### GIVEN ENTRIES
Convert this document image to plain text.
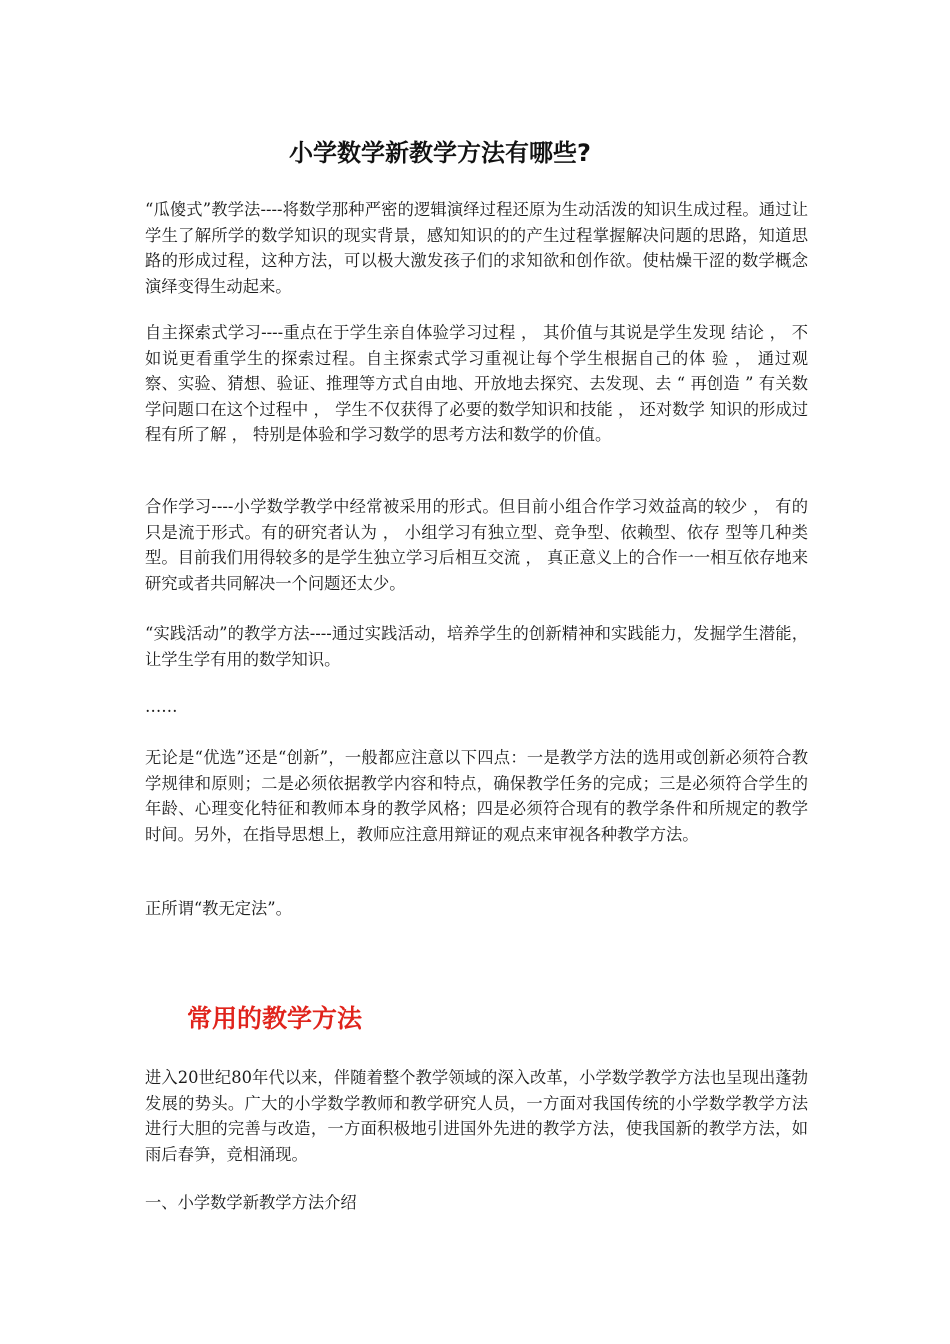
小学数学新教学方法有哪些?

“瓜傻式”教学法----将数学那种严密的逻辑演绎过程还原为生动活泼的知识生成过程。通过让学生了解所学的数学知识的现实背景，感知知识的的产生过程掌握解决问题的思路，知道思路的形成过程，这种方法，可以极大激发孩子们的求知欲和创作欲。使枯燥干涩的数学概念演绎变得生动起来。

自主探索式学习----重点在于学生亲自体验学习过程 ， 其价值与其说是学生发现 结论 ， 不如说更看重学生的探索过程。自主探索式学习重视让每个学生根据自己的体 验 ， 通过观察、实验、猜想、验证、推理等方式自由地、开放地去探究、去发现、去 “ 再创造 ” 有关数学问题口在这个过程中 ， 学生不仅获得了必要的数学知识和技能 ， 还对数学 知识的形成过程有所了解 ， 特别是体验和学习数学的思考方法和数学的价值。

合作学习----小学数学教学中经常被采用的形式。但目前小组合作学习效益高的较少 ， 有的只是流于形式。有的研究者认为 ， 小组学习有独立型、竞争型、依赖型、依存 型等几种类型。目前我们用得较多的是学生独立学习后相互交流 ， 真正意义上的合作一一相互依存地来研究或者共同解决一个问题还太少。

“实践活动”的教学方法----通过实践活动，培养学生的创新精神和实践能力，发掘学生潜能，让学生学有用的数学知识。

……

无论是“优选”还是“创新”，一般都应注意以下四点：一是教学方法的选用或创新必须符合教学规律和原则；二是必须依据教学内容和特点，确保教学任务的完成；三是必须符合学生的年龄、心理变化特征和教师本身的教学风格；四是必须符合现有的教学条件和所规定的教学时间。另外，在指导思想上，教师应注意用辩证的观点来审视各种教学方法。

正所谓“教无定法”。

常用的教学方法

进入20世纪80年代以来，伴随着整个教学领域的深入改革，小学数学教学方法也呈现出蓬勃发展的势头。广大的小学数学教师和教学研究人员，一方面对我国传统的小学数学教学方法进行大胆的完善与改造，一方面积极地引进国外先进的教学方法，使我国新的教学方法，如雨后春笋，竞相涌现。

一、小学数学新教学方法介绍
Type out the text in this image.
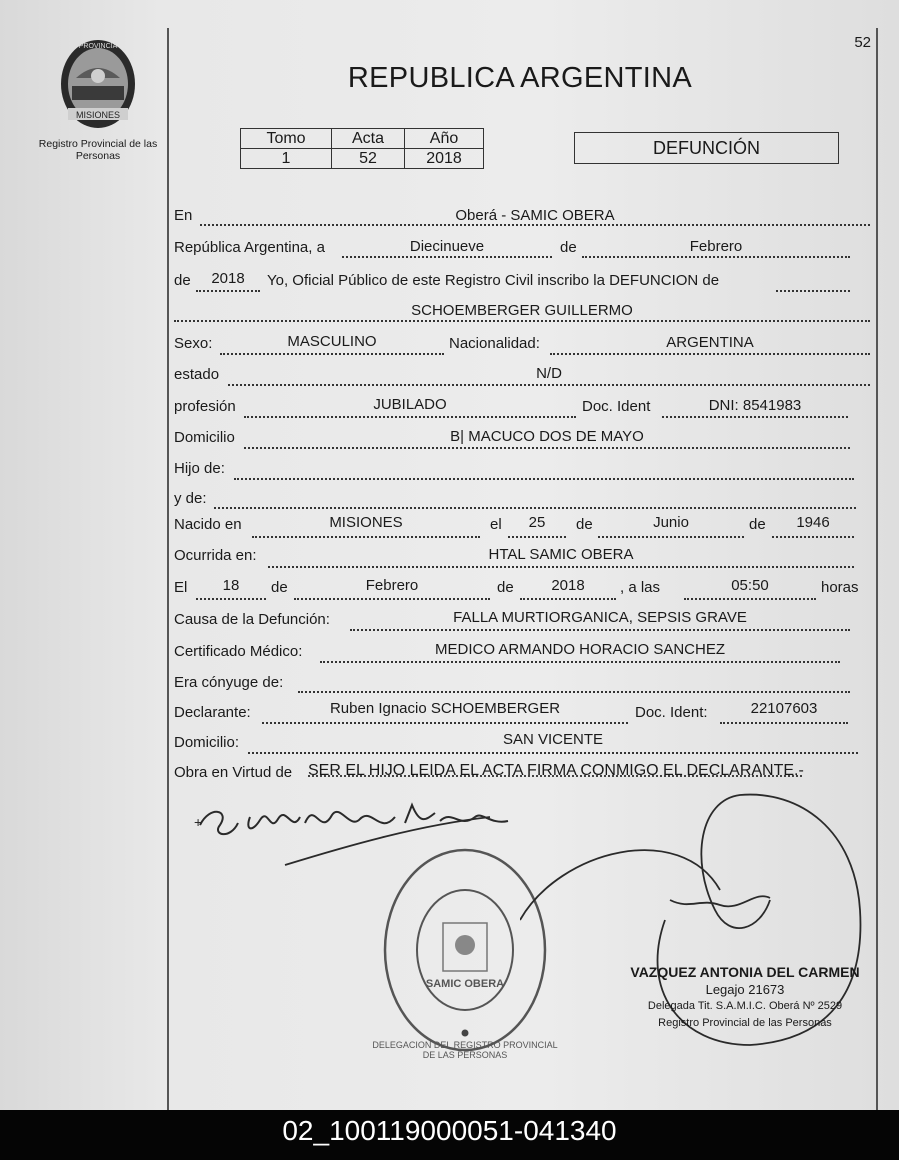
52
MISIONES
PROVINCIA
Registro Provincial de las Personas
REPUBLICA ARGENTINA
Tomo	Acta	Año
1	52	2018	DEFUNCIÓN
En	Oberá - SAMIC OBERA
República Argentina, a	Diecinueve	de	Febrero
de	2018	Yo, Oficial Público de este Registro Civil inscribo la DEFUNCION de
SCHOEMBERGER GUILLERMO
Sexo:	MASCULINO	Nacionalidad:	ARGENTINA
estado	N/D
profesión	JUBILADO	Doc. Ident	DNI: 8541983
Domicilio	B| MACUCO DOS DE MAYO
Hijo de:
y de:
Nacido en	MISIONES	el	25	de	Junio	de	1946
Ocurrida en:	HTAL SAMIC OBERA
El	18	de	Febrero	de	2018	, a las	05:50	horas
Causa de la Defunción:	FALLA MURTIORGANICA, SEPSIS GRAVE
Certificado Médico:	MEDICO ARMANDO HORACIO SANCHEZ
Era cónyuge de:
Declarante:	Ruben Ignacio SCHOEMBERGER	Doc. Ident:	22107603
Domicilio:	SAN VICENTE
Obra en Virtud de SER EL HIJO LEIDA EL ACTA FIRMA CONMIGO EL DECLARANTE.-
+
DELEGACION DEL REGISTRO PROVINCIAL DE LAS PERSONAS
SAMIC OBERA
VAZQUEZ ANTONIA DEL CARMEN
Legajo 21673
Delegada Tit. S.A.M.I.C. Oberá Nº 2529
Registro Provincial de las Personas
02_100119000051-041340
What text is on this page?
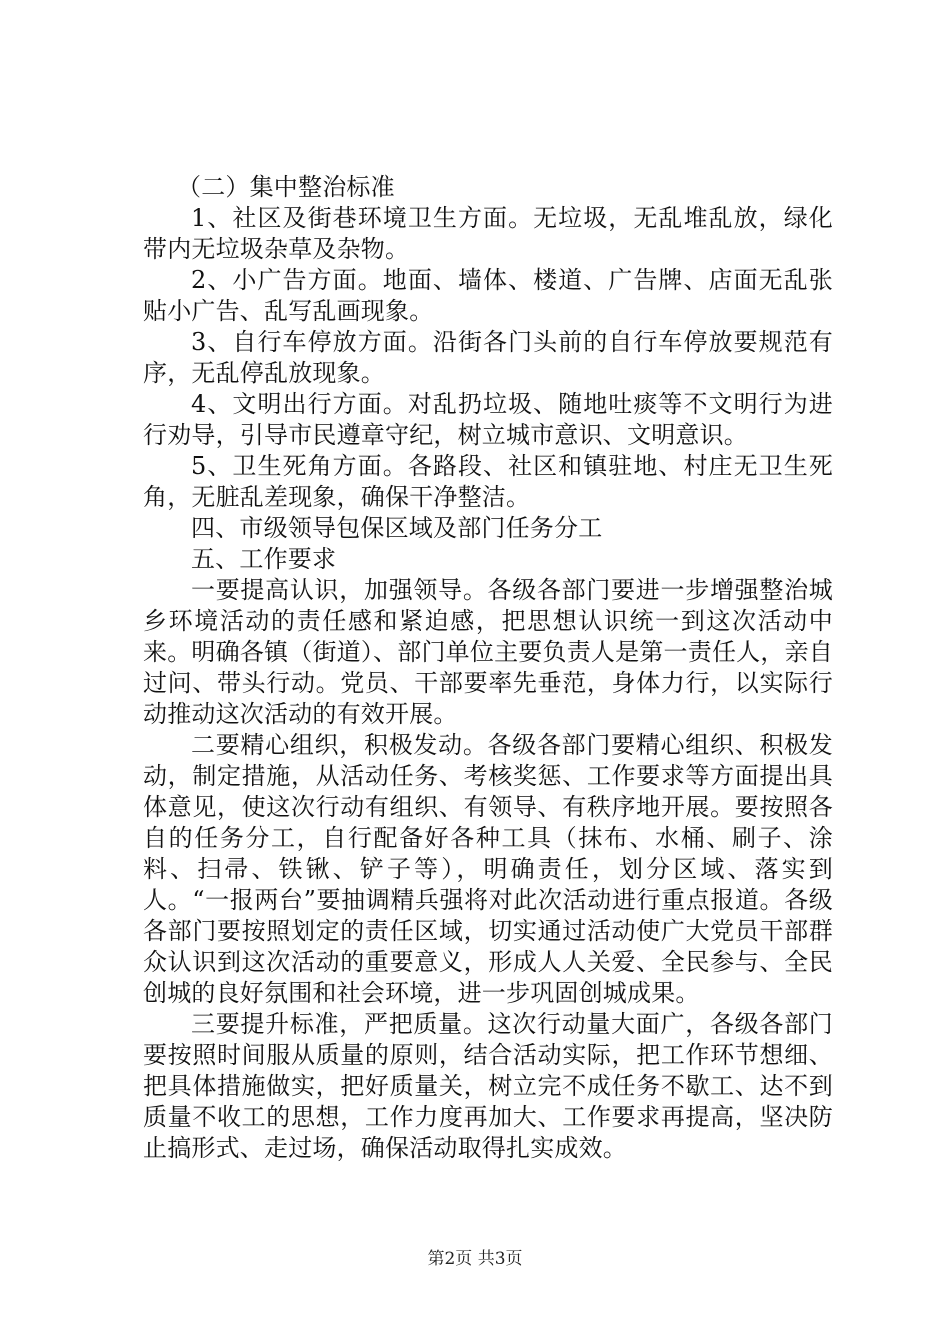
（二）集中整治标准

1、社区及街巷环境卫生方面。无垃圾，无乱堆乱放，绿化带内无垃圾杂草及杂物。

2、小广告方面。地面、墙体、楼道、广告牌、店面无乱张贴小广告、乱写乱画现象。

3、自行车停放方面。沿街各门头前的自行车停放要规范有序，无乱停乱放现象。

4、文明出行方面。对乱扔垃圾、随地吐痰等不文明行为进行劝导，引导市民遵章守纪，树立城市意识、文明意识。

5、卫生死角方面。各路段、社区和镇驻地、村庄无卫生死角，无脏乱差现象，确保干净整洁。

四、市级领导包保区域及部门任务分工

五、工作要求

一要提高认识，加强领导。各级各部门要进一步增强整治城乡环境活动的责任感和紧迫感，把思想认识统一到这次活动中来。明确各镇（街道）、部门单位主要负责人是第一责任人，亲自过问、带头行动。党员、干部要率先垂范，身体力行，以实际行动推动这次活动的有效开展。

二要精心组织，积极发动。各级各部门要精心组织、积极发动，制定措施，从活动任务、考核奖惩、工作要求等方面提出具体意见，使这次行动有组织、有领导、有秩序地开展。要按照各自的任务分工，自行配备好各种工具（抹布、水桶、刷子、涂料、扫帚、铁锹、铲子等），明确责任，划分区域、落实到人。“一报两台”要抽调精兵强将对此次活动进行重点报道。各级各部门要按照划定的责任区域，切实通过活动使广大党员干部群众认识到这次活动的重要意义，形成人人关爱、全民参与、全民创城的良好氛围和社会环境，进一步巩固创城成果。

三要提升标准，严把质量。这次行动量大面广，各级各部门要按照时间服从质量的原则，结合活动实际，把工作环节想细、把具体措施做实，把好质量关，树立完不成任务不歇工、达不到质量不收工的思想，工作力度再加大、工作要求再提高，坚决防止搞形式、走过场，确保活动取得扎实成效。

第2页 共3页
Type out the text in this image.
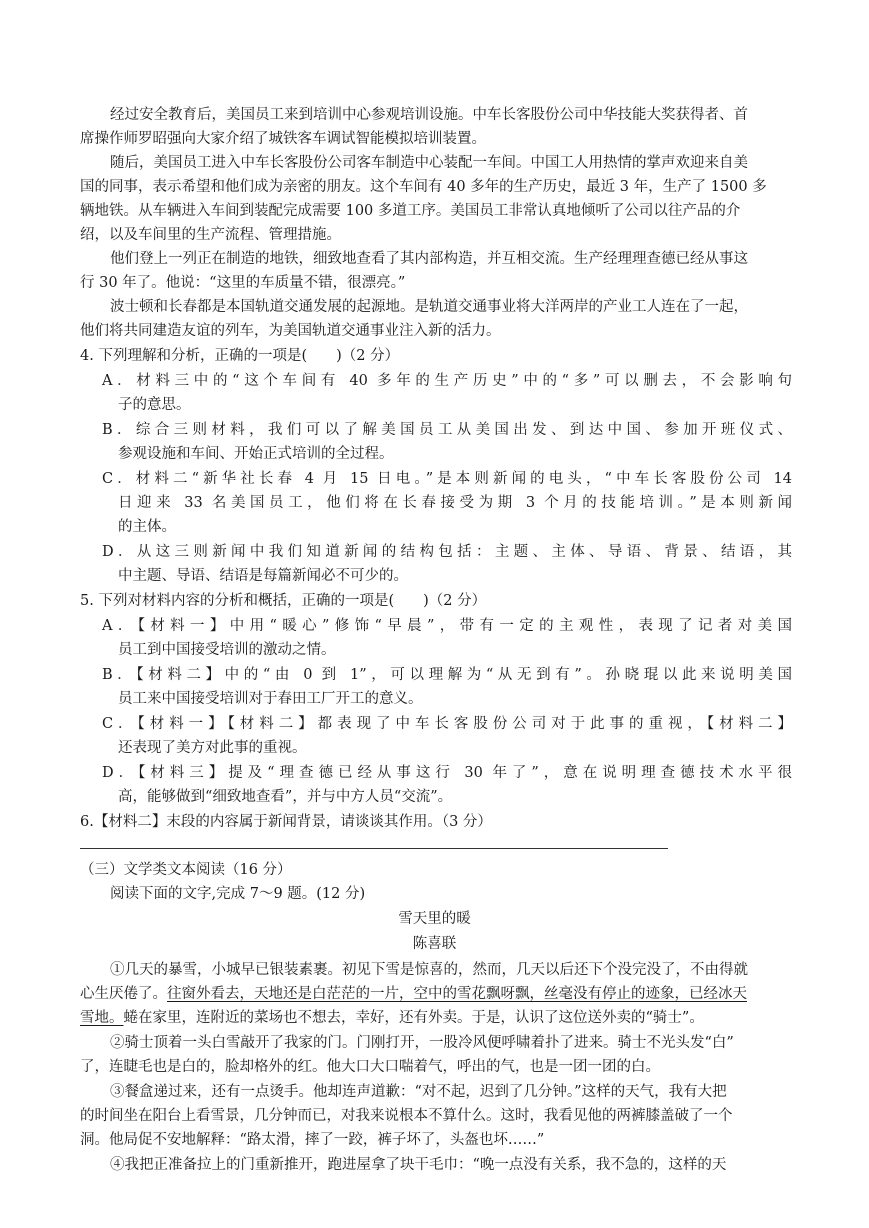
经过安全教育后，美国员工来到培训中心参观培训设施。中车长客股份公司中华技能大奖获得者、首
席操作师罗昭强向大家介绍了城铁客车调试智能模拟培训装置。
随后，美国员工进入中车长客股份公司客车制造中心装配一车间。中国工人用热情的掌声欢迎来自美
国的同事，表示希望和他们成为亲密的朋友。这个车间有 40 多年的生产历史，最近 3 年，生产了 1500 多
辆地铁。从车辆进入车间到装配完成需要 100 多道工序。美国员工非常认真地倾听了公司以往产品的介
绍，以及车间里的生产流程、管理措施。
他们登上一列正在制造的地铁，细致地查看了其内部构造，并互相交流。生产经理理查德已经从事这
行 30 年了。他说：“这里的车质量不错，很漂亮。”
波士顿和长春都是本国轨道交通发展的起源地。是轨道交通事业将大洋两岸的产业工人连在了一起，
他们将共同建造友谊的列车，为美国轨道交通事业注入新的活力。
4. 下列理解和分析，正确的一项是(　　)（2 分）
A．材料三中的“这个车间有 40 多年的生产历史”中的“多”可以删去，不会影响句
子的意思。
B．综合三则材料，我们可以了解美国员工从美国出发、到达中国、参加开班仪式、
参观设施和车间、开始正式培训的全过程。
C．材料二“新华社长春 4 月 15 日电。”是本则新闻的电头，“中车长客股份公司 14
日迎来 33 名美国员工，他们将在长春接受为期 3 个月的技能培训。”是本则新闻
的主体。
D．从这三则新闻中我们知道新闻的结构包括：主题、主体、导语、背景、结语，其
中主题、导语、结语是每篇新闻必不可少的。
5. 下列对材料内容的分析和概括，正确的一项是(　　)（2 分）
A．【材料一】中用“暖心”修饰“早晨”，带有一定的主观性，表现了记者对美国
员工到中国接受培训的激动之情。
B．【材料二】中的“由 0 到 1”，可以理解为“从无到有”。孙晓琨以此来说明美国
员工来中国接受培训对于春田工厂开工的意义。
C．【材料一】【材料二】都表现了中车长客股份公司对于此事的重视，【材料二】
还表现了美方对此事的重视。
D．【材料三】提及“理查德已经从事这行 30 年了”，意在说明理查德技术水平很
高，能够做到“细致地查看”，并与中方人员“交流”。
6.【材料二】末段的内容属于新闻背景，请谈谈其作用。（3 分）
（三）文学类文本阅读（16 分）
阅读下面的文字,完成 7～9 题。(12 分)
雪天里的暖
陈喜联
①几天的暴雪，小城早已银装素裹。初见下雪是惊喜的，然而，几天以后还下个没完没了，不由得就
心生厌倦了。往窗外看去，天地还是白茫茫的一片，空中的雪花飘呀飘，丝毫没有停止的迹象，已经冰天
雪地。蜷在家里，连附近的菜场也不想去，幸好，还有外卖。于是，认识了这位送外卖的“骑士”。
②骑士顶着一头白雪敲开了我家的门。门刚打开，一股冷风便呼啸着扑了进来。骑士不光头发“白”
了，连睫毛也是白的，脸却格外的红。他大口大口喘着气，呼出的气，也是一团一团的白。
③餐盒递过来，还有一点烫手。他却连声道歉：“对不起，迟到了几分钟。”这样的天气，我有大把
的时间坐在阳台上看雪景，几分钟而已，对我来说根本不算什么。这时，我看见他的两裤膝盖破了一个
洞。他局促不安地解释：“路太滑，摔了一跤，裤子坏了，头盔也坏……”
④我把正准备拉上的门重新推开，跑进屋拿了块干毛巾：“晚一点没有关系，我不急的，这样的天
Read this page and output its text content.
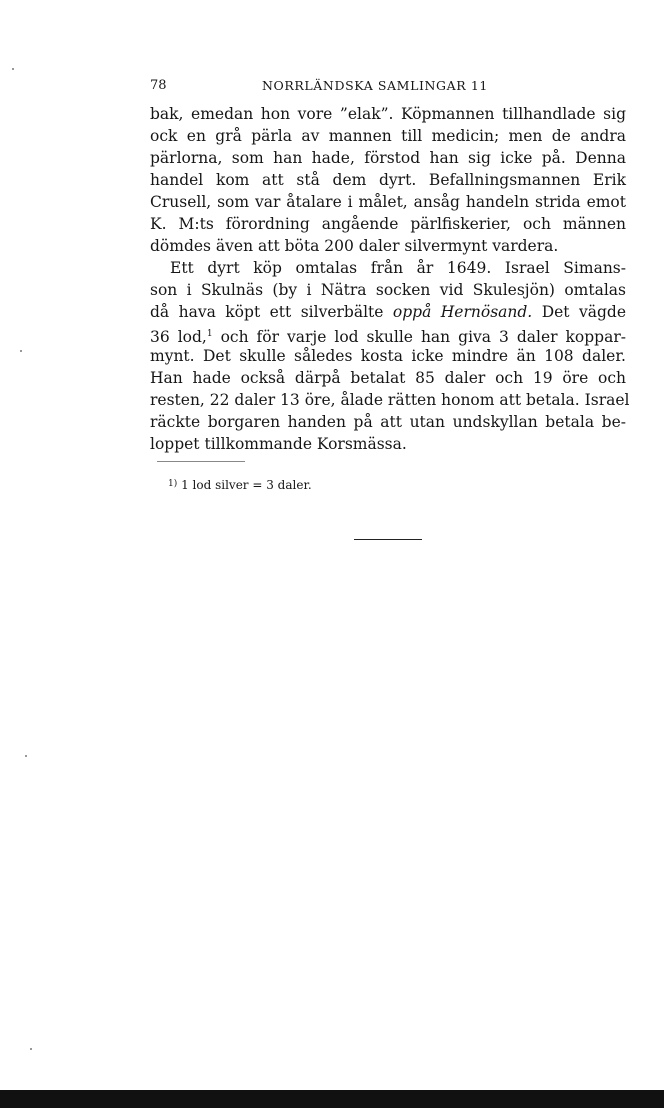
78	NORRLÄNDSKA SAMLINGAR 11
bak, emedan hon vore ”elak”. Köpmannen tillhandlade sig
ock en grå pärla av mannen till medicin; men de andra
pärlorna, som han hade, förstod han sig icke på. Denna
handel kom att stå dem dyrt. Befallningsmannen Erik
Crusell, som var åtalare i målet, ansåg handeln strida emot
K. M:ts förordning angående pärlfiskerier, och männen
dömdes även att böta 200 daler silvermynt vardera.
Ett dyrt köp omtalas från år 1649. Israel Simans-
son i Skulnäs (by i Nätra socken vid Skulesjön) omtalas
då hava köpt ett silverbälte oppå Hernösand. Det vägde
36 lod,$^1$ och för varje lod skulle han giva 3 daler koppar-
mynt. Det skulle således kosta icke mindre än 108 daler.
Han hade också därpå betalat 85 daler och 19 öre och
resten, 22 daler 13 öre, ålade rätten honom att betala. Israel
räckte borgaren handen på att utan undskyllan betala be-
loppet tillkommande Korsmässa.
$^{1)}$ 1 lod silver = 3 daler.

### JOB
Using the records above, list each line that includes "dyrt".

### TASK OUTPUT
handel kom att stå dem dyrt. Befallningsmannen Erik
Ett dyrt köp omtalas från år 1649. Israel Simans-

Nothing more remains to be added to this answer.